**WORK REQUIRED**
Go through the records and show each line where the word "this" occurs.

**Dataset records**
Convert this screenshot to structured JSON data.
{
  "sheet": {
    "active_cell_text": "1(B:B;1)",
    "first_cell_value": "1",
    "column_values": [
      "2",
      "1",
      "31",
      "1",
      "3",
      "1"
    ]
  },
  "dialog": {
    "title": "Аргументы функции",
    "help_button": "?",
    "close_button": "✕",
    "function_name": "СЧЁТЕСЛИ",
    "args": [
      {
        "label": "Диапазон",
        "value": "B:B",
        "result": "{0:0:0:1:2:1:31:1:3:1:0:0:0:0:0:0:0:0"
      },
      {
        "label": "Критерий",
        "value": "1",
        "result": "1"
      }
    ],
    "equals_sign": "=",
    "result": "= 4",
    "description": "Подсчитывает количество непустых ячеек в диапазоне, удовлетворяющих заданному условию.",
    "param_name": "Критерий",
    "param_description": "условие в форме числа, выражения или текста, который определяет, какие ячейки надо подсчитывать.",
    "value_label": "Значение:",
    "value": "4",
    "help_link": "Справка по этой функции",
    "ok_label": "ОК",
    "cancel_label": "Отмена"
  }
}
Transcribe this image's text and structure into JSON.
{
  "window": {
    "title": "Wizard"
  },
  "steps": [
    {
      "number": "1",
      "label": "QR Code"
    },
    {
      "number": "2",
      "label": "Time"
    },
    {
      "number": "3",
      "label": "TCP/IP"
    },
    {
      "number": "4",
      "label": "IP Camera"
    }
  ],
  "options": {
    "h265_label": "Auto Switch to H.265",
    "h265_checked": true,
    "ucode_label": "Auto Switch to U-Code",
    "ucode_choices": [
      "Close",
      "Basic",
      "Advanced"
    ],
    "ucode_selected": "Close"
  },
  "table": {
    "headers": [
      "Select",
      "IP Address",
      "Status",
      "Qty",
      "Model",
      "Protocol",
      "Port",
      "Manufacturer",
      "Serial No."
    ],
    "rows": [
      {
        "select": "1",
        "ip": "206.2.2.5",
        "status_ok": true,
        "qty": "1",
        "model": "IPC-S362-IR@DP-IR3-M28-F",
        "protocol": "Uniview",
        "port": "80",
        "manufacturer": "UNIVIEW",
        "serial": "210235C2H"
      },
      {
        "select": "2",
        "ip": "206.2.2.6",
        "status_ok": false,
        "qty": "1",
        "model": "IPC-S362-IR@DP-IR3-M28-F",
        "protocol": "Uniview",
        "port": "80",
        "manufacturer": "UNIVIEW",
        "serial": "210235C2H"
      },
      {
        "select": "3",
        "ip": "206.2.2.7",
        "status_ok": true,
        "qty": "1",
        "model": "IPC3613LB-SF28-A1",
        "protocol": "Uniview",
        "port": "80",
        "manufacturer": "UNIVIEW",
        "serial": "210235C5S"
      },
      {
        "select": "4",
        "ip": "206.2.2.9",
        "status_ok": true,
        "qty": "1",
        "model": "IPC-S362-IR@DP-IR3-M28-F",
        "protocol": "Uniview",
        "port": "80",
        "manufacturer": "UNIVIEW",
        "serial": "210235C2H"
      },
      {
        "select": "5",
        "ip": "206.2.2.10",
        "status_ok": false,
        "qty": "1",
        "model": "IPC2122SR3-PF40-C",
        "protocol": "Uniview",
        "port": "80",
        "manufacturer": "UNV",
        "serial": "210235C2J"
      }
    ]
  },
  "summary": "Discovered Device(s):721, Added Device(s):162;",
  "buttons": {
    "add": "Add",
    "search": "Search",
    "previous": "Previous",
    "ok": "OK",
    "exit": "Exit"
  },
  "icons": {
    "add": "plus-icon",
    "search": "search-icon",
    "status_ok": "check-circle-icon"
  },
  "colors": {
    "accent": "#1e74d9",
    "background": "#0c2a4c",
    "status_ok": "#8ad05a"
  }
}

**TASK ANSWER**
Convert this screenshot to structured JSON data.
Transcribe this image's text and structure into JSON.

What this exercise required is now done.